→ **Problem**:
Locate and copy all lines bearing the word "Sample".

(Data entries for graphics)
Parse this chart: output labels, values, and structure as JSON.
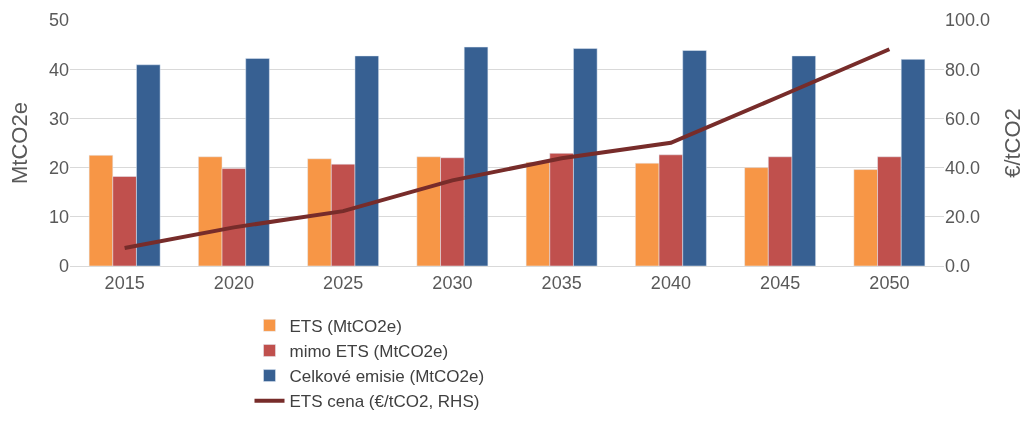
{
  "chart_data": {
    "type": "bar",
    "ylabel": "MtCO2e",
    "y2label": "€/tCO2",
    "categories": [
      "2015",
      "2020",
      "2025",
      "2030",
      "2035",
      "2040",
      "2045",
      "2050"
    ],
    "series": [
      {
        "name": "ETS (MtCO2e)",
        "color": "#f79646",
        "values": [
          22.5,
          22.2,
          21.8,
          22.2,
          21.1,
          20.9,
          20.0,
          19.6
        ]
      },
      {
        "name": "mimo ETS (MtCO2e)",
        "color": "#c0504d",
        "values": [
          18.2,
          19.8,
          20.7,
          22.0,
          22.9,
          22.6,
          22.2,
          22.2
        ]
      },
      {
        "name": "Celkové emisie (MtCO2e)",
        "color": "#376092",
        "values": [
          40.9,
          42.2,
          42.7,
          44.5,
          44.2,
          43.8,
          42.7,
          42.0
        ]
      },
      {
        "name": "ETS cena (€/tCO2, RHS)",
        "color": "#772c2a",
        "type": "line",
        "axis": "y2",
        "values": [
          7.3,
          15.7,
          22.3,
          34.8,
          43.8,
          50.1,
          69.0,
          88.1
        ]
      }
    ],
    "ylim": [
      0,
      50
    ],
    "yticks": [
      0,
      10,
      20,
      30,
      40,
      50
    ],
    "y2lim": [
      0,
      100
    ],
    "y2ticks": [
      {
        "value": 0,
        "label": "0.0"
      },
      {
        "value": 20,
        "label": "20.0"
      },
      {
        "value": 40,
        "label": "40.0"
      },
      {
        "value": 60,
        "label": "60.0"
      },
      {
        "value": 80,
        "label": "80.0"
      },
      {
        "value": 100,
        "label": "100.0"
      }
    ],
    "grid": "y",
    "legend": "bottom",
    "marker": "none",
    "line_style": "solid"
  }
}
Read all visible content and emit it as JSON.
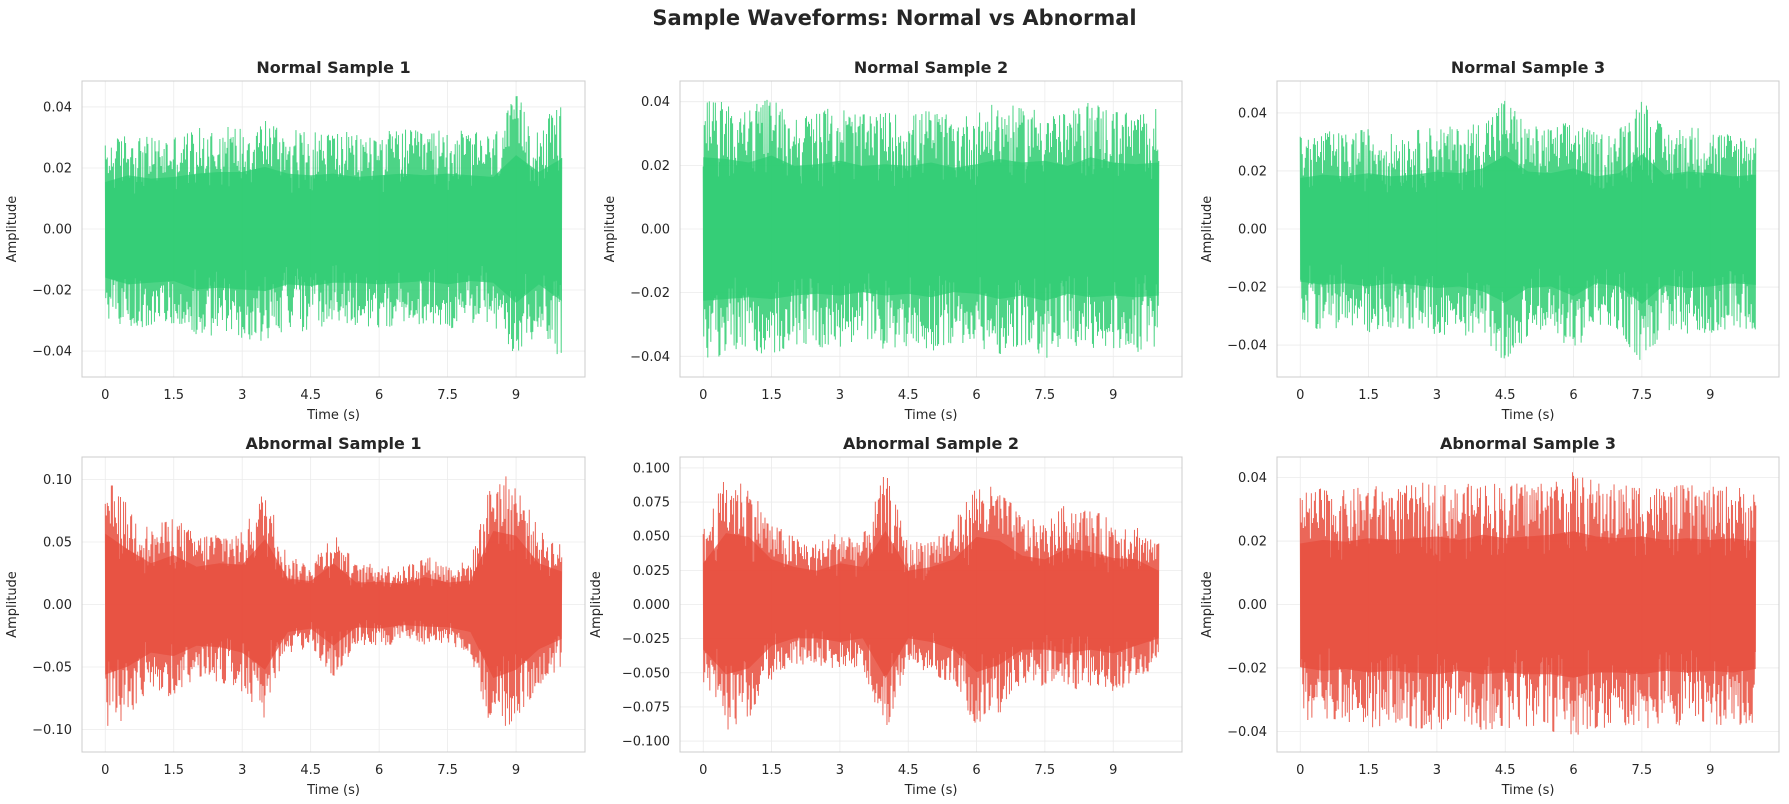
{
  "figure": {
    "title": "Sample Waveforms: Normal vs Abnormal"
  },
  "chart_data": [
    {
      "type": "line",
      "title": "Normal Sample 1",
      "xlabel": "Time (s)",
      "ylabel": "Amplitude",
      "xlim": [
        -0.51,
        10.51
      ],
      "ylim": [
        -0.0485,
        0.0485
      ],
      "xticks": [
        0,
        1.5,
        3,
        4.5,
        6,
        7.5,
        9
      ],
      "xtick_labels": [
        "0",
        "1.5",
        "3",
        "4.5",
        "6",
        "7.5",
        "9"
      ],
      "yticks": [
        -0.04,
        -0.02,
        0.0,
        0.02,
        0.04
      ],
      "ytick_labels": [
        "−0.04",
        "−0.02",
        "0.00",
        "0.02",
        "0.04"
      ],
      "grid": true,
      "color": "#2ecc71",
      "series": [
        {
          "x": [
            0,
            0.5,
            1,
            1.5,
            2,
            2.5,
            3,
            3.5,
            4,
            4.5,
            5,
            5.5,
            6,
            6.5,
            7,
            7.5,
            8,
            8.5,
            9,
            9.5,
            10
          ],
          "envelope_max": [
            0.028,
            0.032,
            0.03,
            0.031,
            0.033,
            0.034,
            0.034,
            0.037,
            0.033,
            0.032,
            0.033,
            0.031,
            0.032,
            0.033,
            0.032,
            0.033,
            0.032,
            0.031,
            0.044,
            0.034,
            0.042
          ],
          "envelope_min": [
            -0.029,
            -0.033,
            -0.032,
            -0.031,
            -0.036,
            -0.035,
            -0.036,
            -0.037,
            -0.033,
            -0.034,
            -0.032,
            -0.032,
            -0.033,
            -0.032,
            -0.031,
            -0.033,
            -0.031,
            -0.032,
            -0.044,
            -0.033,
            -0.043
          ]
        }
      ]
    },
    {
      "type": "line",
      "title": "Normal Sample 2",
      "xlabel": "Time (s)",
      "ylabel": "Amplitude",
      "xlim": [
        -0.51,
        10.51
      ],
      "ylim": [
        -0.0465,
        0.0465
      ],
      "xticks": [
        0,
        1.5,
        3,
        4.5,
        6,
        7.5,
        9
      ],
      "xtick_labels": [
        "0",
        "1.5",
        "3",
        "4.5",
        "6",
        "7.5",
        "9"
      ],
      "yticks": [
        -0.04,
        -0.02,
        0.0,
        0.02,
        0.04
      ],
      "ytick_labels": [
        "−0.04",
        "−0.02",
        "0.00",
        "0.02",
        "0.04"
      ],
      "grid": true,
      "color": "#2ecc71",
      "series": [
        {
          "x": [
            0,
            0.5,
            1,
            1.5,
            2,
            2.5,
            3,
            3.5,
            4,
            4.5,
            5,
            5.5,
            6,
            6.5,
            7,
            7.5,
            8,
            8.5,
            9,
            9.5,
            10
          ],
          "envelope_max": [
            0.041,
            0.04,
            0.038,
            0.042,
            0.036,
            0.037,
            0.039,
            0.036,
            0.037,
            0.036,
            0.038,
            0.035,
            0.037,
            0.04,
            0.038,
            0.039,
            0.036,
            0.041,
            0.038,
            0.037,
            0.038
          ],
          "envelope_min": [
            -0.041,
            -0.04,
            -0.039,
            -0.04,
            -0.038,
            -0.037,
            -0.038,
            -0.036,
            -0.038,
            -0.037,
            -0.039,
            -0.036,
            -0.037,
            -0.04,
            -0.038,
            -0.041,
            -0.037,
            -0.039,
            -0.038,
            -0.039,
            -0.038
          ]
        }
      ]
    },
    {
      "type": "line",
      "title": "Normal Sample 3",
      "xlabel": "Time (s)",
      "ylabel": "Amplitude",
      "xlim": [
        -0.51,
        10.51
      ],
      "ylim": [
        -0.051,
        0.051
      ],
      "xticks": [
        0,
        1.5,
        3,
        4.5,
        6,
        7.5,
        9
      ],
      "xtick_labels": [
        "0",
        "1.5",
        "3",
        "4.5",
        "6",
        "7.5",
        "9"
      ],
      "yticks": [
        -0.04,
        -0.02,
        0.0,
        0.02,
        0.04
      ],
      "ytick_labels": [
        "−0.04",
        "−0.02",
        "0.00",
        "0.02",
        "0.04"
      ],
      "grid": true,
      "color": "#2ecc71",
      "series": [
        {
          "x": [
            0,
            0.5,
            1,
            1.5,
            2,
            2.5,
            3,
            3.5,
            4,
            4.5,
            5,
            5.5,
            6,
            6.5,
            7,
            7.5,
            8,
            8.5,
            9,
            9.5,
            10
          ],
          "envelope_max": [
            0.032,
            0.034,
            0.033,
            0.035,
            0.033,
            0.034,
            0.036,
            0.035,
            0.038,
            0.046,
            0.036,
            0.035,
            0.038,
            0.033,
            0.035,
            0.047,
            0.034,
            0.036,
            0.035,
            0.033,
            0.034
          ],
          "envelope_min": [
            -0.033,
            -0.035,
            -0.034,
            -0.036,
            -0.034,
            -0.035,
            -0.037,
            -0.036,
            -0.039,
            -0.046,
            -0.037,
            -0.036,
            -0.042,
            -0.034,
            -0.036,
            -0.047,
            -0.035,
            -0.037,
            -0.036,
            -0.034,
            -0.035
          ]
        }
      ]
    },
    {
      "type": "line",
      "title": "Abnormal Sample 1",
      "xlabel": "Time (s)",
      "ylabel": "Amplitude",
      "xlim": [
        -0.51,
        10.51
      ],
      "ylim": [
        -0.118,
        0.118
      ],
      "xticks": [
        0,
        1.5,
        3,
        4.5,
        6,
        7.5,
        9
      ],
      "xtick_labels": [
        "0",
        "1.5",
        "3",
        "4.5",
        "6",
        "7.5",
        "9"
      ],
      "yticks": [
        -0.1,
        -0.05,
        0.0,
        0.05,
        0.1
      ],
      "ytick_labels": [
        "−0.10",
        "−0.05",
        "0.00",
        "0.05",
        "0.10"
      ],
      "grid": true,
      "color": "#e74c3c",
      "series": [
        {
          "x": [
            0,
            0.5,
            1,
            1.5,
            2,
            2.5,
            3,
            3.5,
            4,
            4.5,
            5,
            5.5,
            6,
            6.5,
            7,
            7.5,
            8,
            8.5,
            9,
            9.5,
            10
          ],
          "envelope_max": [
            0.103,
            0.08,
            0.06,
            0.072,
            0.055,
            0.06,
            0.058,
            0.095,
            0.038,
            0.034,
            0.06,
            0.032,
            0.033,
            0.03,
            0.04,
            0.032,
            0.035,
            0.107,
            0.1,
            0.06,
            0.048
          ],
          "envelope_min": [
            -0.102,
            -0.09,
            -0.07,
            -0.075,
            -0.06,
            -0.062,
            -0.07,
            -0.095,
            -0.04,
            -0.035,
            -0.06,
            -0.033,
            -0.035,
            -0.03,
            -0.032,
            -0.033,
            -0.04,
            -0.107,
            -0.095,
            -0.065,
            -0.05
          ]
        }
      ]
    },
    {
      "type": "line",
      "title": "Abnormal Sample 2",
      "xlabel": "Time (s)",
      "ylabel": "Amplitude",
      "xlim": [
        -0.51,
        10.51
      ],
      "ylim": [
        -0.108,
        0.108
      ],
      "xticks": [
        0,
        1.5,
        3,
        4.5,
        6,
        7.5,
        9
      ],
      "xtick_labels": [
        "0",
        "1.5",
        "3",
        "4.5",
        "6",
        "7.5",
        "9"
      ],
      "yticks": [
        -0.1,
        -0.075,
        -0.05,
        -0.025,
        0.0,
        0.025,
        0.05,
        0.075,
        0.1
      ],
      "ytick_labels": [
        "−0.100",
        "−0.075",
        "−0.050",
        "−0.025",
        "0.000",
        "0.025",
        "0.050",
        "0.075",
        "0.100"
      ],
      "grid": true,
      "color": "#e74c3c",
      "series": [
        {
          "x": [
            0,
            0.5,
            1,
            1.5,
            2,
            2.5,
            3,
            3.5,
            4,
            4.5,
            5,
            5.5,
            6,
            6.5,
            7,
            7.5,
            8,
            8.5,
            9,
            9.5,
            10
          ],
          "envelope_max": [
            0.055,
            0.095,
            0.09,
            0.06,
            0.05,
            0.045,
            0.055,
            0.05,
            0.098,
            0.045,
            0.05,
            0.06,
            0.09,
            0.085,
            0.065,
            0.06,
            0.075,
            0.07,
            0.062,
            0.06,
            0.045
          ],
          "envelope_min": [
            -0.06,
            -0.093,
            -0.085,
            -0.055,
            -0.045,
            -0.045,
            -0.05,
            -0.045,
            -0.098,
            -0.045,
            -0.05,
            -0.06,
            -0.09,
            -0.08,
            -0.06,
            -0.06,
            -0.065,
            -0.06,
            -0.065,
            -0.055,
            -0.045
          ]
        }
      ]
    },
    {
      "type": "line",
      "title": "Abnormal Sample 3",
      "xlabel": "Time (s)",
      "ylabel": "Amplitude",
      "xlim": [
        -0.51,
        10.51
      ],
      "ylim": [
        -0.0465,
        0.0465
      ],
      "xticks": [
        0,
        1.5,
        3,
        4.5,
        6,
        7.5,
        9
      ],
      "xtick_labels": [
        "0",
        "1.5",
        "3",
        "4.5",
        "6",
        "7.5",
        "9"
      ],
      "yticks": [
        -0.04,
        -0.02,
        0.0,
        0.02,
        0.04
      ],
      "ytick_labels": [
        "−0.04",
        "−0.02",
        "0.00",
        "0.02",
        "0.04"
      ],
      "grid": true,
      "color": "#e74c3c",
      "series": [
        {
          "x": [
            0,
            0.5,
            1,
            1.5,
            2,
            2.5,
            3,
            3.5,
            4,
            4.5,
            5,
            5.5,
            6,
            6.5,
            7,
            7.5,
            8,
            8.5,
            9,
            9.5,
            10
          ],
          "envelope_max": [
            0.035,
            0.037,
            0.036,
            0.038,
            0.037,
            0.038,
            0.039,
            0.037,
            0.04,
            0.038,
            0.039,
            0.04,
            0.042,
            0.039,
            0.038,
            0.039,
            0.037,
            0.038,
            0.037,
            0.038,
            0.036
          ],
          "envelope_min": [
            -0.036,
            -0.038,
            -0.037,
            -0.039,
            -0.038,
            -0.039,
            -0.04,
            -0.038,
            -0.04,
            -0.039,
            -0.04,
            -0.04,
            -0.042,
            -0.039,
            -0.039,
            -0.04,
            -0.038,
            -0.039,
            -0.038,
            -0.039,
            -0.037
          ]
        }
      ]
    }
  ]
}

→ **Answer to the problem**:
    "title": "Sample Waveforms: Normal vs Abnormal"
      "title": "Normal Sample 1",
      "title": "Normal Sample 2",
      "title": "Normal Sample 3",
      "title": "Abnormal Sample 1",
      "title": "Abnormal Sample 2",
      "title": "Abnormal Sample 3",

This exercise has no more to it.